Nothing in the records may be left out or altered; reproduce them all exactly.

** begin ENTRIES PROVIDED **

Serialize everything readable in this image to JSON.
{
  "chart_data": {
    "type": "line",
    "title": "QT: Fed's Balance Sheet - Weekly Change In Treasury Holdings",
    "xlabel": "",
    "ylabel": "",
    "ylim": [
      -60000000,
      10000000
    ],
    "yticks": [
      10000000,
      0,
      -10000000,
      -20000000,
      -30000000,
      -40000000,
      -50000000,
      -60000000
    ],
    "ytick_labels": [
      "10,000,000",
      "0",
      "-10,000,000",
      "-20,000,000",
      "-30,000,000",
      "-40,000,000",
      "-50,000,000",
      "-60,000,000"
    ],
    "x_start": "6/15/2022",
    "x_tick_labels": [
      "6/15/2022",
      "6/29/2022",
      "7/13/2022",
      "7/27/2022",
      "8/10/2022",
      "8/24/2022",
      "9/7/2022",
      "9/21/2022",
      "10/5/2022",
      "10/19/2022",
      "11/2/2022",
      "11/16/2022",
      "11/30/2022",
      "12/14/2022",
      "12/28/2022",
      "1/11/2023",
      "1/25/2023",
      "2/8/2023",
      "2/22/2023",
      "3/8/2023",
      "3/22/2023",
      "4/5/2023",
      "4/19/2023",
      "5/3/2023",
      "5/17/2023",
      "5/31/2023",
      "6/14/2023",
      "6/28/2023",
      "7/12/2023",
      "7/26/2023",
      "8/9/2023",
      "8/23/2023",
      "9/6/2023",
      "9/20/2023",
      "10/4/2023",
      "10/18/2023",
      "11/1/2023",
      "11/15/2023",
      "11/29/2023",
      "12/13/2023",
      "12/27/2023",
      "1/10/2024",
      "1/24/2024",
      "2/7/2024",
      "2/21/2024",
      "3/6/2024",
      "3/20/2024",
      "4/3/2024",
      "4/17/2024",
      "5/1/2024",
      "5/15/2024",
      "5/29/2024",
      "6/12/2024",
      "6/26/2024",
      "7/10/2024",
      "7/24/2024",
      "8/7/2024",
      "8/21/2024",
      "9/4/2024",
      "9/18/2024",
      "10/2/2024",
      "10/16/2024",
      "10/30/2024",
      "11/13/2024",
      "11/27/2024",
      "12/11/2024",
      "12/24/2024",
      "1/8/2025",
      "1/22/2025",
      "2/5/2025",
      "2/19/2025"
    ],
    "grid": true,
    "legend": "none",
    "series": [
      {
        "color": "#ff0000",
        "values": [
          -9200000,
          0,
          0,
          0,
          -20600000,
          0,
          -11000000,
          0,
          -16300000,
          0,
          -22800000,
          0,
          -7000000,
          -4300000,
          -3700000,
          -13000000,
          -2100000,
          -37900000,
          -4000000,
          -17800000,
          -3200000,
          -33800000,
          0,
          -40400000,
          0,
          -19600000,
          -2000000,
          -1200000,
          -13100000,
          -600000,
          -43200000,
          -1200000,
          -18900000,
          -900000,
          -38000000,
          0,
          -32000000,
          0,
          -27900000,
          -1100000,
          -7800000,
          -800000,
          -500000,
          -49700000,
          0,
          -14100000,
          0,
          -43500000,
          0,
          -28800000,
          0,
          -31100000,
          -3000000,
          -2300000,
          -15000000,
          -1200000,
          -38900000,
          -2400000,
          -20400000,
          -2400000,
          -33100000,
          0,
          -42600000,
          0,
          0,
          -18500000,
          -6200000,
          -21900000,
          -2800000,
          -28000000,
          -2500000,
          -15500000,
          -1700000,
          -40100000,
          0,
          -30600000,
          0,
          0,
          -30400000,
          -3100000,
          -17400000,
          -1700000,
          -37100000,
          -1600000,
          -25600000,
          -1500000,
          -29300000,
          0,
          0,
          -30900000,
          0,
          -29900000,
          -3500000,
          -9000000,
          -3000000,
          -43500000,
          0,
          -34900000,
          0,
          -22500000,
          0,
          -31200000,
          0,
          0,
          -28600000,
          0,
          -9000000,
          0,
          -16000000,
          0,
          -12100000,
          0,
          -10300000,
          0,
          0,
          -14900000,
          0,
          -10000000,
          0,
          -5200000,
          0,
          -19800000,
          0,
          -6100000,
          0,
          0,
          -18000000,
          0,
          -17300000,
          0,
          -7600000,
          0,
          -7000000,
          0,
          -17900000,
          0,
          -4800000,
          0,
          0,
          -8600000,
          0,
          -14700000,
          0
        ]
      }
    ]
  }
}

** end ENTRIES PROVIDED **

(WRITTEN ANSWER)
Serialize everything readable in this image to JSON.
{
  "chart_data": {
    "type": "line",
    "title": "QT: Fed's Balance Sheet - Weekly Change In Treasury Holdings",
    "xlabel": "",
    "ylabel": "",
    "ylim": [
      -60000000,
      10000000
    ],
    "yticks": [
      10000000,
      0,
      -10000000,
      -20000000,
      -30000000,
      -40000000,
      -50000000,
      -60000000
    ],
    "ytick_labels": [
      "10,000,000",
      "0",
      "-10,000,000",
      "-20,000,000",
      "-30,000,000",
      "-40,000,000",
      "-50,000,000",
      "-60,000,000"
    ],
    "x_start": "6/15/2022",
    "x_tick_labels": [
      "6/15/2022",
      "6/29/2022",
      "7/13/2022",
      "7/27/2022",
      "8/10/2022",
      "8/24/2022",
      "9/7/2022",
      "9/21/2022",
      "10/5/2022",
      "10/19/2022",
      "11/2/2022",
      "11/16/2022",
      "11/30/2022",
      "12/14/2022",
      "12/28/2022",
      "1/11/2023",
      "1/25/2023",
      "2/8/2023",
      "2/22/2023",
      "3/8/2023",
      "3/22/2023",
      "4/5/2023",
      "4/19/2023",
      "5/3/2023",
      "5/17/2023",
      "5/31/2023",
      "6/14/2023",
      "6/28/2023",
      "7/12/2023",
      "7/26/2023",
      "8/9/2023",
      "8/23/2023",
      "9/6/2023",
      "9/20/2023",
      "10/4/2023",
      "10/18/2023",
      "11/1/2023",
      "11/15/2023",
      "11/29/2023",
      "12/13/2023",
      "12/27/2023",
      "1/10/2024",
      "1/24/2024",
      "2/7/2024",
      "2/21/2024",
      "3/6/2024",
      "3/20/2024",
      "4/3/2024",
      "4/17/2024",
      "5/1/2024",
      "5/15/2024",
      "5/29/2024",
      "6/12/2024",
      "6/26/2024",
      "7/10/2024",
      "7/24/2024",
      "8/7/2024",
      "8/21/2024",
      "9/4/2024",
      "9/18/2024",
      "10/2/2024",
      "10/16/2024",
      "10/30/2024",
      "11/13/2024",
      "11/27/2024",
      "12/11/2024",
      "12/24/2024",
      "1/8/2025",
      "1/22/2025",
      "2/5/2025",
      "2/19/2025"
    ],
    "grid": true,
    "legend": "none",
    "series": [
      {
        "color": "#ff0000",
        "values": [
          -9200000,
          0,
          0,
          0,
          -20600000,
          0,
          -11000000,
          0,
          -16300000,
          0,
          -22800000,
          0,
          -7000000,
          -4300000,
          -3700000,
          -13000000,
          -2100000,
          -37900000,
          -4000000,
          -17800000,
          -3200000,
          -33800000,
          0,
          -40400000,
          0,
          -19600000,
          -2000000,
          -1200000,
          -13100000,
          -600000,
          -43200000,
          -1200000,
          -18900000,
          -900000,
          -38000000,
          0,
          -32000000,
          0,
          -27900000,
          -1100000,
          -7800000,
          -800000,
          -500000,
          -49700000,
          0,
          -14100000,
          0,
          -43500000,
          0,
          -28800000,
          0,
          -31100000,
          -3000000,
          -2300000,
          -15000000,
          -1200000,
          -38900000,
          -2400000,
          -20400000,
          -2400000,
          -33100000,
          0,
          -42600000,
          0,
          0,
          -18500000,
          -6200000,
          -21900000,
          -2800000,
          -28000000,
          -2500000,
          -15500000,
          -1700000,
          -40100000,
          0,
          -30600000,
          0,
          0,
          -30400000,
          -3100000,
          -17400000,
          -1700000,
          -37100000,
          -1600000,
          -25600000,
          -1500000,
          -29300000,
          0,
          0,
          -30900000,
          0,
          -29900000,
          -3500000,
          -9000000,
          -3000000,
          -43500000,
          0,
          -34900000,
          0,
          -22500000,
          0,
          -31200000,
          0,
          0,
          -28600000,
          0,
          -9000000,
          0,
          -16000000,
          0,
          -12100000,
          0,
          -10300000,
          0,
          0,
          -14900000,
          0,
          -10000000,
          0,
          -5200000,
          0,
          -19800000,
          0,
          -6100000,
          0,
          0,
          -18000000,
          0,
          -17300000,
          0,
          -7600000,
          0,
          -7000000,
          0,
          -17900000,
          0,
          -4800000,
          0,
          0,
          -8600000,
          0,
          -14700000,
          0
        ]
      }
    ]
  }
}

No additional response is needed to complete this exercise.